**What is being asked**: Of all the lines in the data below, how many contain "label"? Report that number alone.

==== Extracted data

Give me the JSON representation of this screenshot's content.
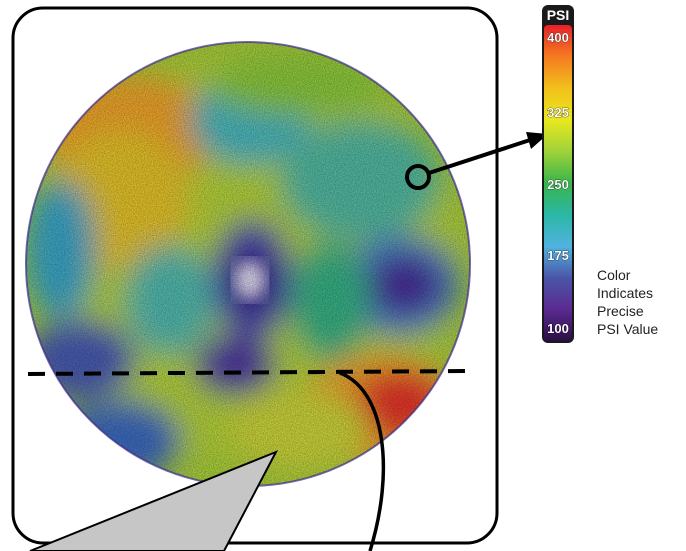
{
  "legend": {
    "title": "PSI",
    "ticks": [
      "400",
      "325",
      "250",
      "175",
      "100"
    ],
    "caption": [
      "Color",
      "Indicates",
      "Precise",
      "PSI Value"
    ],
    "gradient_colors": [
      "#e8202a",
      "#f47b20",
      "#f2c01c",
      "#e9e81e",
      "#9fd23a",
      "#39b54a",
      "#2bb7a6",
      "#4fb3e0",
      "#4a55a8",
      "#5a2a90",
      "#2a0f45"
    ]
  },
  "map": {
    "description_colors": {
      "high": "#e8202a",
      "mid": "#b9d63a",
      "low": "#3a2a95"
    }
  },
  "colors": {
    "frame_border": "#000000",
    "dashed_line": "#000000",
    "pointer_fill": "#c8c8c8"
  }
}
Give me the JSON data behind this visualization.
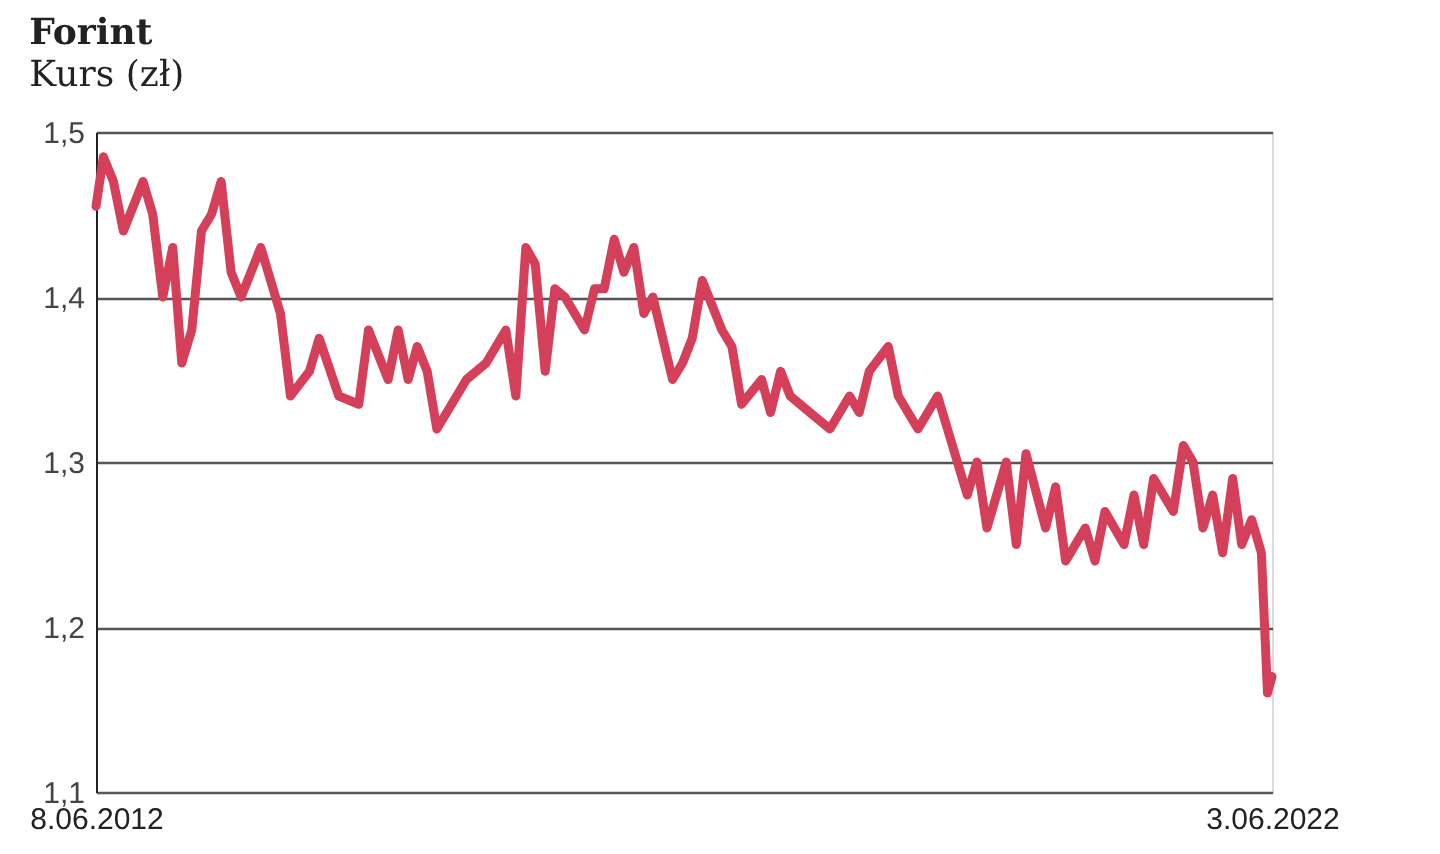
{
  "chart_data": {
    "type": "line",
    "title": "Forint",
    "subtitle": "Kurs (zł)",
    "x": [
      "2012-06-08",
      "2012-07",
      "2012-08",
      "2012-09",
      "2012-11",
      "2012-12",
      "2013-01",
      "2013-02",
      "2013-03",
      "2013-04",
      "2013-05",
      "2013-06",
      "2013-07",
      "2013-08",
      "2013-09",
      "2013-11",
      "2014-01",
      "2014-02",
      "2014-04",
      "2014-05",
      "2014-07",
      "2014-09",
      "2014-10",
      "2014-12",
      "2015-01",
      "2015-02",
      "2015-03",
      "2015-04",
      "2015-05",
      "2015-08",
      "2015-10",
      "2015-12",
      "2016-01",
      "2016-02",
      "2016-03",
      "2016-04",
      "2016-05",
      "2016-06",
      "2016-08",
      "2016-09",
      "2016-10",
      "2016-11",
      "2016-12",
      "2017-01",
      "2017-02",
      "2017-03",
      "2017-05",
      "2017-06",
      "2017-07",
      "2017-08",
      "2017-10",
      "2017-11",
      "2017-12",
      "2018-02",
      "2018-03",
      "2018-04",
      "2018-05",
      "2018-07",
      "2018-09",
      "2018-11",
      "2018-12",
      "2019-01",
      "2019-03",
      "2019-04",
      "2019-06",
      "2019-08",
      "2019-11",
      "2019-12",
      "2020-01",
      "2020-03",
      "2020-04",
      "2020-05",
      "2020-07",
      "2020-08",
      "2020-09",
      "2020-11",
      "2020-12",
      "2021-01",
      "2021-03",
      "2021-04",
      "2021-05",
      "2021-06",
      "2021-08",
      "2021-09",
      "2021-10",
      "2021-11",
      "2021-12",
      "2022-01",
      "2022-02",
      "2022-03",
      "2022-04",
      "2022-05",
      "2022-05-20",
      "2022-06-03"
    ],
    "series": [
      {
        "color": "#d43f5a",
        "values": [
          1.455,
          1.485,
          1.47,
          1.44,
          1.47,
          1.45,
          1.4,
          1.43,
          1.36,
          1.38,
          1.44,
          1.45,
          1.47,
          1.415,
          1.4,
          1.43,
          1.39,
          1.34,
          1.355,
          1.375,
          1.34,
          1.335,
          1.38,
          1.35,
          1.38,
          1.35,
          1.37,
          1.355,
          1.32,
          1.35,
          1.36,
          1.38,
          1.34,
          1.43,
          1.42,
          1.355,
          1.405,
          1.4,
          1.38,
          1.405,
          1.405,
          1.435,
          1.415,
          1.43,
          1.39,
          1.4,
          1.35,
          1.36,
          1.375,
          1.41,
          1.38,
          1.37,
          1.335,
          1.35,
          1.33,
          1.355,
          1.34,
          1.33,
          1.32,
          1.34,
          1.33,
          1.355,
          1.37,
          1.34,
          1.32,
          1.34,
          1.28,
          1.3,
          1.26,
          1.3,
          1.25,
          1.305,
          1.26,
          1.285,
          1.24,
          1.26,
          1.24,
          1.27,
          1.25,
          1.28,
          1.25,
          1.29,
          1.27,
          1.31,
          1.3,
          1.26,
          1.28,
          1.245,
          1.29,
          1.25,
          1.265,
          1.245,
          1.16,
          1.17
        ]
      }
    ],
    "xlim": [
      "2012-06-08",
      "2022-06-03"
    ],
    "xticks": [
      {
        "value": "2012-06-08",
        "label": "8.06.2012"
      },
      {
        "value": "2022-06-03",
        "label": "3.06.2022"
      }
    ],
    "ylim": [
      1.1,
      1.5
    ],
    "yticks": [
      {
        "value": 1.1,
        "label": "1,1"
      },
      {
        "value": 1.2,
        "label": "1,2"
      },
      {
        "value": 1.3,
        "label": "1,3"
      },
      {
        "value": 1.4,
        "label": "1,4"
      },
      {
        "value": 1.5,
        "label": "1,5"
      }
    ],
    "grid": "y",
    "legend": false,
    "marker": "none",
    "line_style": "solid"
  }
}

========

**Answer to the problem**: 7